Short problem:
Note how many lines hold the string "JSON" and give that number without any other words.

Records:
—————

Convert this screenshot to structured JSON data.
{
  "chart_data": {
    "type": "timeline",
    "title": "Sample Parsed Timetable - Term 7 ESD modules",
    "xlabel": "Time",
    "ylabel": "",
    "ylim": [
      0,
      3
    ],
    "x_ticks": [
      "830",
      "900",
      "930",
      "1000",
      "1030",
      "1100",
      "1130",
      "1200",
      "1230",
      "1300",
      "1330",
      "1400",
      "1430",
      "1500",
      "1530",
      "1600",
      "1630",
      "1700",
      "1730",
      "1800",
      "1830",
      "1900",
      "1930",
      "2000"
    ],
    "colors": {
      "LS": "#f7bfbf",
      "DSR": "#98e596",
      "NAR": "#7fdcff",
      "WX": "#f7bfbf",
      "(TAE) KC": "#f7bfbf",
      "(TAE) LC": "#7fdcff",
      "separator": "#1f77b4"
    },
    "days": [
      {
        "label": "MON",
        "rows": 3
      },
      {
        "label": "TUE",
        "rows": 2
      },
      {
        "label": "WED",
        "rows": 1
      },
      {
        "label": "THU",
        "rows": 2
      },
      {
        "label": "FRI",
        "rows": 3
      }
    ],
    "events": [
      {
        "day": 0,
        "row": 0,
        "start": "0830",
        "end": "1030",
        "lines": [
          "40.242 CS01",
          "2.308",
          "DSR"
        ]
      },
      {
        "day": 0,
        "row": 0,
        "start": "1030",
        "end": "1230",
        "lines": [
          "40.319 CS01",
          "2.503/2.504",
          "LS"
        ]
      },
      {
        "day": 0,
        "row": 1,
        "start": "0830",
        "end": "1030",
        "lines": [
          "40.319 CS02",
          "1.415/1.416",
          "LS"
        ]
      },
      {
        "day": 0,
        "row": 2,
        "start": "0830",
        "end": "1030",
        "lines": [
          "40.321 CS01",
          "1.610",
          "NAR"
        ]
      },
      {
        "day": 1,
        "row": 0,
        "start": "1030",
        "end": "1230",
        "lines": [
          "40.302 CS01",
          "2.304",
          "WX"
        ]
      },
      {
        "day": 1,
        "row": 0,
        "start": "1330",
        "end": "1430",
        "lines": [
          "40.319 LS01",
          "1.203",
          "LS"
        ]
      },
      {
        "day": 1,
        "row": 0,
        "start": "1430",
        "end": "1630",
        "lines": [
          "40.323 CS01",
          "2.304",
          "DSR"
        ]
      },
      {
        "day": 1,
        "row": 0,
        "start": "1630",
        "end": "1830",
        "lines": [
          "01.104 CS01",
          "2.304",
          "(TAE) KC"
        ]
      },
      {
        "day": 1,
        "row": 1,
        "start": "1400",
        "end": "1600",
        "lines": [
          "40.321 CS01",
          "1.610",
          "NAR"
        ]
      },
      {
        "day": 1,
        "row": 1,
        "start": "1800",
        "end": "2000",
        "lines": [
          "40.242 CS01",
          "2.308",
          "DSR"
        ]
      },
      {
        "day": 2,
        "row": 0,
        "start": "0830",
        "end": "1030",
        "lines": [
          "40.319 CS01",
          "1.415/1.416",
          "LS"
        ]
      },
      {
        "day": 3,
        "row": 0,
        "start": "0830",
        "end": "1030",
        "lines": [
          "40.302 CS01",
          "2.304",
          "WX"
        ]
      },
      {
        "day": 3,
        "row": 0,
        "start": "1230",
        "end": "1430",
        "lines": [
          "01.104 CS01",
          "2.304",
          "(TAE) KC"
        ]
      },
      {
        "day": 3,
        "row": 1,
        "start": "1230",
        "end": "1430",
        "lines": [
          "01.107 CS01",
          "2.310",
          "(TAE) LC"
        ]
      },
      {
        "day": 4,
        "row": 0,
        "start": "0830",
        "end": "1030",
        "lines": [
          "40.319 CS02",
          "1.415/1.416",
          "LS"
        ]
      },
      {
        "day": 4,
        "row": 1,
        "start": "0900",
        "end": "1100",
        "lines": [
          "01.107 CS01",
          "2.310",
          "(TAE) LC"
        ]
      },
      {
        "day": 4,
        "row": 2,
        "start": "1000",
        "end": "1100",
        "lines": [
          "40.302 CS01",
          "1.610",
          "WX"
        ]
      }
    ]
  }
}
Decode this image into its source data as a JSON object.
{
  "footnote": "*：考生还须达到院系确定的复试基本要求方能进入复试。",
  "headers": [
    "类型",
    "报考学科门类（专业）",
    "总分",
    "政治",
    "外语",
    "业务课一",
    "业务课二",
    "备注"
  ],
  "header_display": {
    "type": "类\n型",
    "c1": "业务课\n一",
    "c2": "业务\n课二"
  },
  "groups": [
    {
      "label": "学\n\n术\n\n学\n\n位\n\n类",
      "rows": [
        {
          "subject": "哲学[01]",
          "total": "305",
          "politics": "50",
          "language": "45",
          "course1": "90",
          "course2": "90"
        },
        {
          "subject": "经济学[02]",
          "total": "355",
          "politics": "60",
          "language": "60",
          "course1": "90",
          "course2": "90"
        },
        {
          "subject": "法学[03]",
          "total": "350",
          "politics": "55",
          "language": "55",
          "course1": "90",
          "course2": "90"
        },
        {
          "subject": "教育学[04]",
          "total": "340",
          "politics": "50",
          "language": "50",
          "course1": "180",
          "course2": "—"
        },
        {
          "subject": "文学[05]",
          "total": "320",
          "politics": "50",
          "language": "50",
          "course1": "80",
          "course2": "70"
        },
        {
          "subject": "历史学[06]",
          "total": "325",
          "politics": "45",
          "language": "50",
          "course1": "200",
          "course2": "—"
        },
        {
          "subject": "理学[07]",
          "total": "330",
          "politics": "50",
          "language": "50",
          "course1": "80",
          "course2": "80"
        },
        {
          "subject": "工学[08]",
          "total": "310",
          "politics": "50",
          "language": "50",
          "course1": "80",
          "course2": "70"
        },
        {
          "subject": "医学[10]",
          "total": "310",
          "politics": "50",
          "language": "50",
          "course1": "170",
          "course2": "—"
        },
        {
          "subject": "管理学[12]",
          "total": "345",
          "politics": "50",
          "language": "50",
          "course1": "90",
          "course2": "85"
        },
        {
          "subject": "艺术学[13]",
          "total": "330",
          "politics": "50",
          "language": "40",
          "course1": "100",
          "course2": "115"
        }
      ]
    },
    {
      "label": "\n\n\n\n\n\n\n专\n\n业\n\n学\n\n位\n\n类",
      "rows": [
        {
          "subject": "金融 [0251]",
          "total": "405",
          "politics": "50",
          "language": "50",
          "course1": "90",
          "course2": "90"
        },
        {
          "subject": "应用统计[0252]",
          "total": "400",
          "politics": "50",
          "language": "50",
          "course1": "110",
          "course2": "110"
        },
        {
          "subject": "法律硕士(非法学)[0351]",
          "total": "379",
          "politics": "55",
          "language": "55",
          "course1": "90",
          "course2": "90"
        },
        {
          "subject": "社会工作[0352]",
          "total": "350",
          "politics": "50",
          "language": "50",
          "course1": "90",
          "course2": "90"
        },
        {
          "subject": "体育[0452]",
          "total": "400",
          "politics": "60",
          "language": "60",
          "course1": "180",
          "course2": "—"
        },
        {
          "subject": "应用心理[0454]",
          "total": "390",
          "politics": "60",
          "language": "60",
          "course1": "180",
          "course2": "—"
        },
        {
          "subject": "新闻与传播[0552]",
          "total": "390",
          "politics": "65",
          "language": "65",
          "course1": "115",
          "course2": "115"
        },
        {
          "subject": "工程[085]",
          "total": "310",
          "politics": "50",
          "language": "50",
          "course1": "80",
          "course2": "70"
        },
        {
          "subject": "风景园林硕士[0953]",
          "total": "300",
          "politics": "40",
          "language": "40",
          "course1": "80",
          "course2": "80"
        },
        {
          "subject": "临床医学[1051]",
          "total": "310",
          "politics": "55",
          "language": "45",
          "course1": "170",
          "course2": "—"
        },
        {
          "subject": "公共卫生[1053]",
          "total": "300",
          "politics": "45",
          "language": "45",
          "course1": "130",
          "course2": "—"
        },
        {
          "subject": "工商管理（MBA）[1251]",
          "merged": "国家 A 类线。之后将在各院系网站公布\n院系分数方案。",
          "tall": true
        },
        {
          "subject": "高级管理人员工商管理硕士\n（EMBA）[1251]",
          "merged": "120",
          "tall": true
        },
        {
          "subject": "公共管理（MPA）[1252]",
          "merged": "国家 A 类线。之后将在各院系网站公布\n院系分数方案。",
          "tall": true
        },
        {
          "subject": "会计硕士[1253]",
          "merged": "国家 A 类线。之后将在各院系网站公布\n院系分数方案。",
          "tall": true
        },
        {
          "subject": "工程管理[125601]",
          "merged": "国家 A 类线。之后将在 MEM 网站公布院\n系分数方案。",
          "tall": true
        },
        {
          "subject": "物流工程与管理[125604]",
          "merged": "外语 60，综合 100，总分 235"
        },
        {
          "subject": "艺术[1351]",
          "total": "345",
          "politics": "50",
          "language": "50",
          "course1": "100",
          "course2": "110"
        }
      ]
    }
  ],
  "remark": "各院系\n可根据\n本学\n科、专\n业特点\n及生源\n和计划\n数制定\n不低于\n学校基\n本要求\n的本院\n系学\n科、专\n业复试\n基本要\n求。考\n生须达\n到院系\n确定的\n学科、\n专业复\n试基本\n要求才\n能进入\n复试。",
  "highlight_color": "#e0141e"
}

—————

Correct answer:
2